▶ _PROMPT_: Return each entry exactly, with none missing.

(Stored entries)

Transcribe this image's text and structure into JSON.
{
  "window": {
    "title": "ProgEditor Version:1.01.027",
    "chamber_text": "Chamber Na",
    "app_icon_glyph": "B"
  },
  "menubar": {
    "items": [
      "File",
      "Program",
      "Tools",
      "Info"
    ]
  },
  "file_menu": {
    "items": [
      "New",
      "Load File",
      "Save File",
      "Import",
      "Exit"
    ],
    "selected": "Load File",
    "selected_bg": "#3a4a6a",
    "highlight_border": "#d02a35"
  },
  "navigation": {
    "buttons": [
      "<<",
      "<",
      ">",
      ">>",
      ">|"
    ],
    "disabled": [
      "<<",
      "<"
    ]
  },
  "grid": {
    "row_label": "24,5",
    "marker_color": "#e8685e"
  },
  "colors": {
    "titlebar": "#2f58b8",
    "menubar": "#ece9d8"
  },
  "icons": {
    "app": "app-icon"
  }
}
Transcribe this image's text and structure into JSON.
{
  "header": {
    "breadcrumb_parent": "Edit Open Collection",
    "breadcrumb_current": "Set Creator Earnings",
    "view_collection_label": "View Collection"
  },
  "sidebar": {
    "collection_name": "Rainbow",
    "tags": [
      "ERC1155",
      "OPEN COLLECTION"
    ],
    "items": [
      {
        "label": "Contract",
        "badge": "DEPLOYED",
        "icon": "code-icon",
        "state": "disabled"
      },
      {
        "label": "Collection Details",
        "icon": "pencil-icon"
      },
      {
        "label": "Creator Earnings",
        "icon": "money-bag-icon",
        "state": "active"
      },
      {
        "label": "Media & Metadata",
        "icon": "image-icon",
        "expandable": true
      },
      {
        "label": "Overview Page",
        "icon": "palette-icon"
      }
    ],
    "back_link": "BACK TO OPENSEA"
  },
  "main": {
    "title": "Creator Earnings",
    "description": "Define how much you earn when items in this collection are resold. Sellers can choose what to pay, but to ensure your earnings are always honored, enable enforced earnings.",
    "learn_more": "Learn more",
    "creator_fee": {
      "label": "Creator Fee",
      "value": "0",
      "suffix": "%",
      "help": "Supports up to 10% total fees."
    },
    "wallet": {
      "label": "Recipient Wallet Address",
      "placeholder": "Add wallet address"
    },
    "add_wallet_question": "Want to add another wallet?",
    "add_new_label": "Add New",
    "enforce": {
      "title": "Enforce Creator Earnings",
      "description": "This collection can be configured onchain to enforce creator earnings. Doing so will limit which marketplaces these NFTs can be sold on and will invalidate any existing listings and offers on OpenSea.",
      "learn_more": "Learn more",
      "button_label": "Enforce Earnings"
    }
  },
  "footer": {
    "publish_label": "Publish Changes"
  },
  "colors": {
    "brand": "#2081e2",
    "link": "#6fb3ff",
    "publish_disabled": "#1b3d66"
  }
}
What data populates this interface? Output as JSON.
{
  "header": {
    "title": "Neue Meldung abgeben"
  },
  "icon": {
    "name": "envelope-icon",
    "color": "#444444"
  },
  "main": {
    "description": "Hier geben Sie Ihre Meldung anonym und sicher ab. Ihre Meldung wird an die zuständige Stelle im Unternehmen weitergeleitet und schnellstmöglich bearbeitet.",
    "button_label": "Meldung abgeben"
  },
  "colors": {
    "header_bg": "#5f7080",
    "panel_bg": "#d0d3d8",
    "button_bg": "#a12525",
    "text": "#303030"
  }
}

▶ _SOLUTION_:
Transcribe this image's text and structure into JSON.
{
  "window": {
    "title": "ProgEditor Version:1.01.027",
    "chamber_text": "Chamber Na",
    "app_icon_glyph": "B"
  },
  "menubar": {
    "items": [
      "File",
      "Program",
      "Tools",
      "Info"
    ]
  },
  "file_menu": {
    "items": [
      "New",
      "Load File",
      "Save File",
      "Import",
      "Exit"
    ],
    "selected": "Load File",
    "selected_bg": "#3a4a6a",
    "highlight_border": "#d02a35"
  },
  "navigation": {
    "buttons": [
      "<<",
      "<",
      ">",
      ">>",
      ">|"
    ],
    "disabled": [
      "<<",
      "<"
    ]
  },
  "grid": {
    "row_label": "24,5",
    "marker_color": "#e8685e"
  },
  "colors": {
    "titlebar": "#2f58b8",
    "menubar": "#ece9d8"
  },
  "icons": {
    "app": "app-icon"
  }
}
Transcribe this image's text and structure into JSON.
{
  "header": {
    "breadcrumb_parent": "Edit Open Collection",
    "breadcrumb_current": "Set Creator Earnings",
    "view_collection_label": "View Collection"
  },
  "sidebar": {
    "collection_name": "Rainbow",
    "tags": [
      "ERC1155",
      "OPEN COLLECTION"
    ],
    "items": [
      {
        "label": "Contract",
        "badge": "DEPLOYED",
        "icon": "code-icon",
        "state": "disabled"
      },
      {
        "label": "Collection Details",
        "icon": "pencil-icon"
      },
      {
        "label": "Creator Earnings",
        "icon": "money-bag-icon",
        "state": "active"
      },
      {
        "label": "Media & Metadata",
        "icon": "image-icon",
        "expandable": true
      },
      {
        "label": "Overview Page",
        "icon": "palette-icon"
      }
    ],
    "back_link": "BACK TO OPENSEA"
  },
  "main": {
    "title": "Creator Earnings",
    "description": "Define how much you earn when items in this collection are resold. Sellers can choose what to pay, but to ensure your earnings are always honored, enable enforced earnings.",
    "learn_more": "Learn more",
    "creator_fee": {
      "label": "Creator Fee",
      "value": "0",
      "suffix": "%",
      "help": "Supports up to 10% total fees."
    },
    "wallet": {
      "label": "Recipient Wallet Address",
      "placeholder": "Add wallet address"
    },
    "add_wallet_question": "Want to add another wallet?",
    "add_new_label": "Add New",
    "enforce": {
      "title": "Enforce Creator Earnings",
      "description": "This collection can be configured onchain to enforce creator earnings. Doing so will limit which marketplaces these NFTs can be sold on and will invalidate any existing listings and offers on OpenSea.",
      "learn_more": "Learn more",
      "button_label": "Enforce Earnings"
    }
  },
  "footer": {
    "publish_label": "Publish Changes"
  },
  "colors": {
    "brand": "#2081e2",
    "link": "#6fb3ff",
    "publish_disabled": "#1b3d66"
  }
}
What data populates this interface? Output as JSON.
{
  "header": {
    "title": "Neue Meldung abgeben"
  },
  "icon": {
    "name": "envelope-icon",
    "color": "#444444"
  },
  "main": {
    "description": "Hier geben Sie Ihre Meldung anonym und sicher ab. Ihre Meldung wird an die zuständige Stelle im Unternehmen weitergeleitet und schnellstmöglich bearbeitet.",
    "button_label": "Meldung abgeben"
  },
  "colors": {
    "header_bg": "#5f7080",
    "panel_bg": "#d0d3d8",
    "button_bg": "#a12525",
    "text": "#303030"
  }
}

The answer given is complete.